» **Items**
____

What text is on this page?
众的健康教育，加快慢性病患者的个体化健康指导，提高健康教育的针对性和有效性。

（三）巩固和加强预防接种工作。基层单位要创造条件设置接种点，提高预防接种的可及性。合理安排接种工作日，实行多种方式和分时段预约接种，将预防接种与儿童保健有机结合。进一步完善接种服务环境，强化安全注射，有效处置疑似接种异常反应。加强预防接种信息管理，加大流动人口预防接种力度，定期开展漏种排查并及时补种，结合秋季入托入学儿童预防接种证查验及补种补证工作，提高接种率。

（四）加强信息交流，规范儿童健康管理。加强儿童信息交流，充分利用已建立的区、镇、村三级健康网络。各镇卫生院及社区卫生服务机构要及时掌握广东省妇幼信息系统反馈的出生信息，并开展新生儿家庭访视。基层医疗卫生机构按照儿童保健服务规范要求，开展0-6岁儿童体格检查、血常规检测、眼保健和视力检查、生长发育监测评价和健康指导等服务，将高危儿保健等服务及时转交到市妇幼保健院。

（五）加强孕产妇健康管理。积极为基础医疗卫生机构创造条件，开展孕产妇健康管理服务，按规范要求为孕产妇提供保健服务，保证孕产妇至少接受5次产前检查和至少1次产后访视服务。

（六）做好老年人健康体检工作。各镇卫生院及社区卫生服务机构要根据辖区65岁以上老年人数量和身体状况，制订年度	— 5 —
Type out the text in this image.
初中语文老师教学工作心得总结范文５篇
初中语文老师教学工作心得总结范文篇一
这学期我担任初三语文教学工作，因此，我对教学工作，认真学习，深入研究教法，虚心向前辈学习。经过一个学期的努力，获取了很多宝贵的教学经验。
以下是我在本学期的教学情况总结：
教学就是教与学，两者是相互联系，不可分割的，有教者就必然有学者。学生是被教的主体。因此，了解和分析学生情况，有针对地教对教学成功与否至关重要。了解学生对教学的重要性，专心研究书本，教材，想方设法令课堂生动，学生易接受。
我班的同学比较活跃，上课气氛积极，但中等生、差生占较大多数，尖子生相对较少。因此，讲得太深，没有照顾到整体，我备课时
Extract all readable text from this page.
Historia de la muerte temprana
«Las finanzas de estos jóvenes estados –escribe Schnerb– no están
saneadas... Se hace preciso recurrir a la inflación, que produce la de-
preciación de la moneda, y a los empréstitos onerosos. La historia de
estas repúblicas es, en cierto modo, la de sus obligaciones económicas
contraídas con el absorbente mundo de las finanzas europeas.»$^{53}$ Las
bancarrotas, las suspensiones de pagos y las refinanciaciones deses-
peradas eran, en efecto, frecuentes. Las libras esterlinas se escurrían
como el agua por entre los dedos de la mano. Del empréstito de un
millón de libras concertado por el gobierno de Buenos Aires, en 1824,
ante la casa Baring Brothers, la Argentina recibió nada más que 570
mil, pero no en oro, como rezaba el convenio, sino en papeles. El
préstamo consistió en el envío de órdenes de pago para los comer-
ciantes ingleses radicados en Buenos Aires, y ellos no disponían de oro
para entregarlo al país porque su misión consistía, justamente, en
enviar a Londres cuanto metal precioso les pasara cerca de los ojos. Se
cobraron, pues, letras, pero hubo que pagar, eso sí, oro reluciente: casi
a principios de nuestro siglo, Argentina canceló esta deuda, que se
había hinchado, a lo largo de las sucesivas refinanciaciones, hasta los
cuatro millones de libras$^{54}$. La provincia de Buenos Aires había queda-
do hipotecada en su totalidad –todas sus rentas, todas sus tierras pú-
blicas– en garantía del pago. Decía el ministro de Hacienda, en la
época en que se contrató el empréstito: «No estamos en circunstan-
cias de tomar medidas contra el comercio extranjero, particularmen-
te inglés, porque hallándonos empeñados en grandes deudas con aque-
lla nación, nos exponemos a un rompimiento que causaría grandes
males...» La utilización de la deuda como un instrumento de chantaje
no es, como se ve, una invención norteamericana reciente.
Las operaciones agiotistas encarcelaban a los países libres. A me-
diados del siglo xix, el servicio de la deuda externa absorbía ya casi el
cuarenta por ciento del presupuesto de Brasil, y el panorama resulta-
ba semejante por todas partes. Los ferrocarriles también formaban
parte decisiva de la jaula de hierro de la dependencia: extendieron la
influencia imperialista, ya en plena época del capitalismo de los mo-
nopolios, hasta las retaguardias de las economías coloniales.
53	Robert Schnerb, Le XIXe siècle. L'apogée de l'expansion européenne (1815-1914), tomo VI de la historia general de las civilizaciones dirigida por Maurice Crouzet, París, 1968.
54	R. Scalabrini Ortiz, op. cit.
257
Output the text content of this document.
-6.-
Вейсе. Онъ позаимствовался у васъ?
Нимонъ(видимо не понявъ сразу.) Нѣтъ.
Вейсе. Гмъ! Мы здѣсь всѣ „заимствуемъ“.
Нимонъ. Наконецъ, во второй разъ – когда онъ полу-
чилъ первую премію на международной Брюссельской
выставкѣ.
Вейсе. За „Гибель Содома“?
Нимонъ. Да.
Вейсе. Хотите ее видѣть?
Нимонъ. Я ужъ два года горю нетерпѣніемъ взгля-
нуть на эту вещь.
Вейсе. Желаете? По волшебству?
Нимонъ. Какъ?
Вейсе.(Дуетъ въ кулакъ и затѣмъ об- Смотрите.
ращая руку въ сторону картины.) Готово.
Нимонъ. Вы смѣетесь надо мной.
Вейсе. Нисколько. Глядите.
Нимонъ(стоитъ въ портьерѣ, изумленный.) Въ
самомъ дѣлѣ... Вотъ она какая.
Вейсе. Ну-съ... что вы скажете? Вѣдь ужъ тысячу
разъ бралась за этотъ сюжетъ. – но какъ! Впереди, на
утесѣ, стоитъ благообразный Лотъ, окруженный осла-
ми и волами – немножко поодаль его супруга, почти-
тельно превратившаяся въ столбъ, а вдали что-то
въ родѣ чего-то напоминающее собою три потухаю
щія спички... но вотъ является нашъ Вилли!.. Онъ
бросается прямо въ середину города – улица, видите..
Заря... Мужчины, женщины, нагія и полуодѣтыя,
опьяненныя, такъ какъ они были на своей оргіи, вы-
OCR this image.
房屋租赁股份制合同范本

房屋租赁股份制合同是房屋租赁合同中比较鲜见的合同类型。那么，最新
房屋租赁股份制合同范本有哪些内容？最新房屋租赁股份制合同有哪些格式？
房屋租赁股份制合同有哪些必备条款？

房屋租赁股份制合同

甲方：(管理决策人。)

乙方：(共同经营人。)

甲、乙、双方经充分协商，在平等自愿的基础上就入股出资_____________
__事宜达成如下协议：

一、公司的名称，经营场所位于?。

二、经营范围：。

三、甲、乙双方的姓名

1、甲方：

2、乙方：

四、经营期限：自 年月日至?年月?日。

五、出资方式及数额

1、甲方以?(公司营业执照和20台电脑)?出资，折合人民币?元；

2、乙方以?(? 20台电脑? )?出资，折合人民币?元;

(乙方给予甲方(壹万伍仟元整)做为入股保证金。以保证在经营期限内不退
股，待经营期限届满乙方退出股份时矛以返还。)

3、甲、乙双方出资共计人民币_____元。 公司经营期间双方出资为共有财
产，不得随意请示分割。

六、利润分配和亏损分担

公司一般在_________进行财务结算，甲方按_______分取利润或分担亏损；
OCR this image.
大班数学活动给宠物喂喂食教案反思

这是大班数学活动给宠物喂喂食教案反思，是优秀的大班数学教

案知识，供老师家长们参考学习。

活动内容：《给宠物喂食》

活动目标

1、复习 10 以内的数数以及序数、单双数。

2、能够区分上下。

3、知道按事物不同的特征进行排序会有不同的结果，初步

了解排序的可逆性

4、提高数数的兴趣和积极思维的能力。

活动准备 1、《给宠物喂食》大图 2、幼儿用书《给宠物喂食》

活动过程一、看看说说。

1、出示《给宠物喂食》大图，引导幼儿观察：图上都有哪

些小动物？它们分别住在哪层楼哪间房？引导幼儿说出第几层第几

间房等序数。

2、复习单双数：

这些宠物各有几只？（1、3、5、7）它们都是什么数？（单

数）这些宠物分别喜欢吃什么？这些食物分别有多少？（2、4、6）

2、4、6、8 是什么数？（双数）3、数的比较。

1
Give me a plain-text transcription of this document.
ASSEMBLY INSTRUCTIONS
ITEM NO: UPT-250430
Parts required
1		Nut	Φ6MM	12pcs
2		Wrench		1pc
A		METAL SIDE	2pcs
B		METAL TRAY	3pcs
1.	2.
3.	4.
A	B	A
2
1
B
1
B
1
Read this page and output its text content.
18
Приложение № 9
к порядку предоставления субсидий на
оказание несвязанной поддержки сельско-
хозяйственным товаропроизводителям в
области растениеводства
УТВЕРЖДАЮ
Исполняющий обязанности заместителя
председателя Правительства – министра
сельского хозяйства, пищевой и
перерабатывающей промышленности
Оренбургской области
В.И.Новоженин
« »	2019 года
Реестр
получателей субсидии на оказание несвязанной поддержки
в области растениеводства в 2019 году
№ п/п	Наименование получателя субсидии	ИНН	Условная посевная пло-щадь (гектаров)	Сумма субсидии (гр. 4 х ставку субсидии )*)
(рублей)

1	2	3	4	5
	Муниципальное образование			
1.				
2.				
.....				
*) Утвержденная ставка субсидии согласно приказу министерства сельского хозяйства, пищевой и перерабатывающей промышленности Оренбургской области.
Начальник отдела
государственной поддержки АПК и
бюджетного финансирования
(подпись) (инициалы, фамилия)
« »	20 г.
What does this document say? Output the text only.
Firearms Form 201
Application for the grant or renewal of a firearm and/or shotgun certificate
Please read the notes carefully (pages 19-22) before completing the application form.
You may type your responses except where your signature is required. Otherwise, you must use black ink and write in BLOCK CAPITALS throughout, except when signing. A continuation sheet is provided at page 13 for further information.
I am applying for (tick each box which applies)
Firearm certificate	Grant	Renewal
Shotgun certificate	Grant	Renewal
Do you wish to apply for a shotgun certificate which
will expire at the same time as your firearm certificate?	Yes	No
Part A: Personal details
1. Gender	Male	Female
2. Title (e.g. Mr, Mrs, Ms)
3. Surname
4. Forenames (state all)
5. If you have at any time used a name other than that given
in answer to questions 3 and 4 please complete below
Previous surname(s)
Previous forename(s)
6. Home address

____

» **Exercise aim**
Respond with the number of lines containing "Buenos" and no additional words.

» **Solved exercise**
3